Instruction | Leaving out the pictures, please retype each record exactly.
— start of Task material —
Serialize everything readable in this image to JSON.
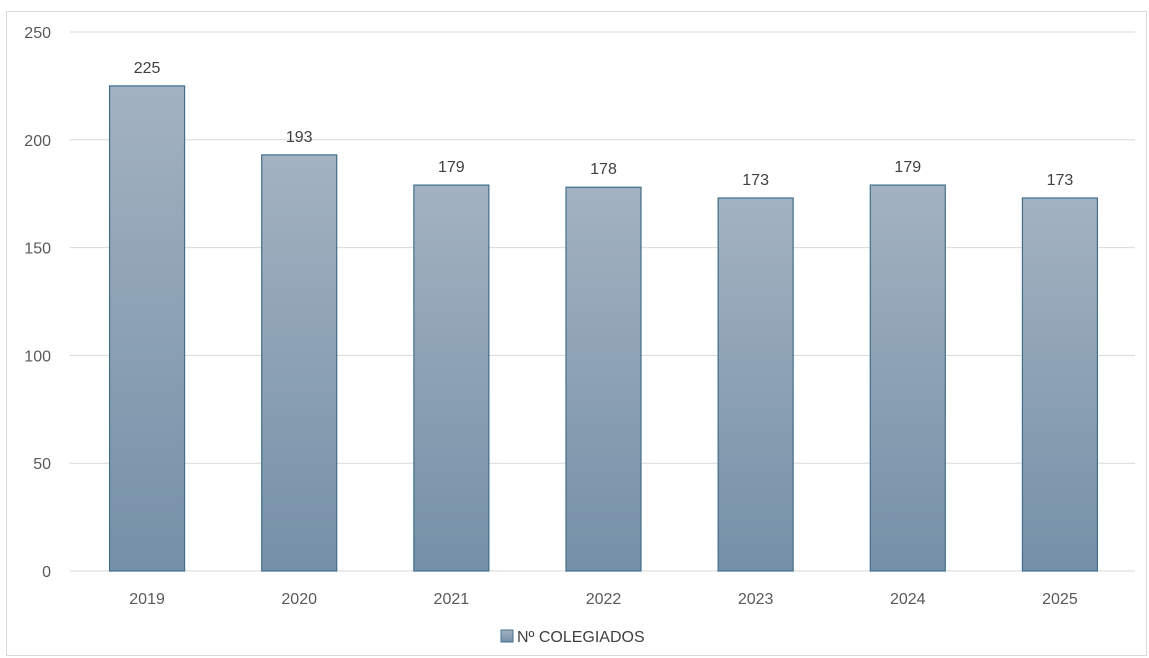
{
  "chart_data": {
    "type": "bar",
    "categories": [
      "2019",
      "2020",
      "2021",
      "2022",
      "2023",
      "2024",
      "2025"
    ],
    "series": [
      {
        "name": "Nº COLEGIADOS",
        "values": [
          225,
          193,
          179,
          178,
          173,
          179,
          173
        ]
      }
    ],
    "title": "",
    "xlabel": "",
    "ylabel": "",
    "ylim": [
      0,
      250
    ],
    "yticks": [
      "0",
      "50",
      "100",
      "150",
      "200",
      "250"
    ],
    "grid": "horizontal",
    "legend_position": "bottom",
    "data_labels": true,
    "colors": {
      "bar_top": "#a3b2c0",
      "bar_bottom": "#7590a8",
      "bar_border": "#3f6f8e",
      "gridline": "#d9d9d9"
    }
  }
}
— end of Task material —
Solution to the problem |
Serialize everything readable in this image to JSON.
{
  "chart_data": {
    "type": "bar",
    "categories": [
      "2019",
      "2020",
      "2021",
      "2022",
      "2023",
      "2024",
      "2025"
    ],
    "series": [
      {
        "name": "Nº COLEGIADOS",
        "values": [
          225,
          193,
          179,
          178,
          173,
          179,
          173
        ]
      }
    ],
    "title": "",
    "xlabel": "",
    "ylabel": "",
    "ylim": [
      0,
      250
    ],
    "yticks": [
      "0",
      "50",
      "100",
      "150",
      "200",
      "250"
    ],
    "grid": "horizontal",
    "legend_position": "bottom",
    "data_labels": true,
    "colors": {
      "bar_top": "#a3b2c0",
      "bar_bottom": "#7590a8",
      "bar_border": "#3f6f8e",
      "gridline": "#d9d9d9"
    }
  }
}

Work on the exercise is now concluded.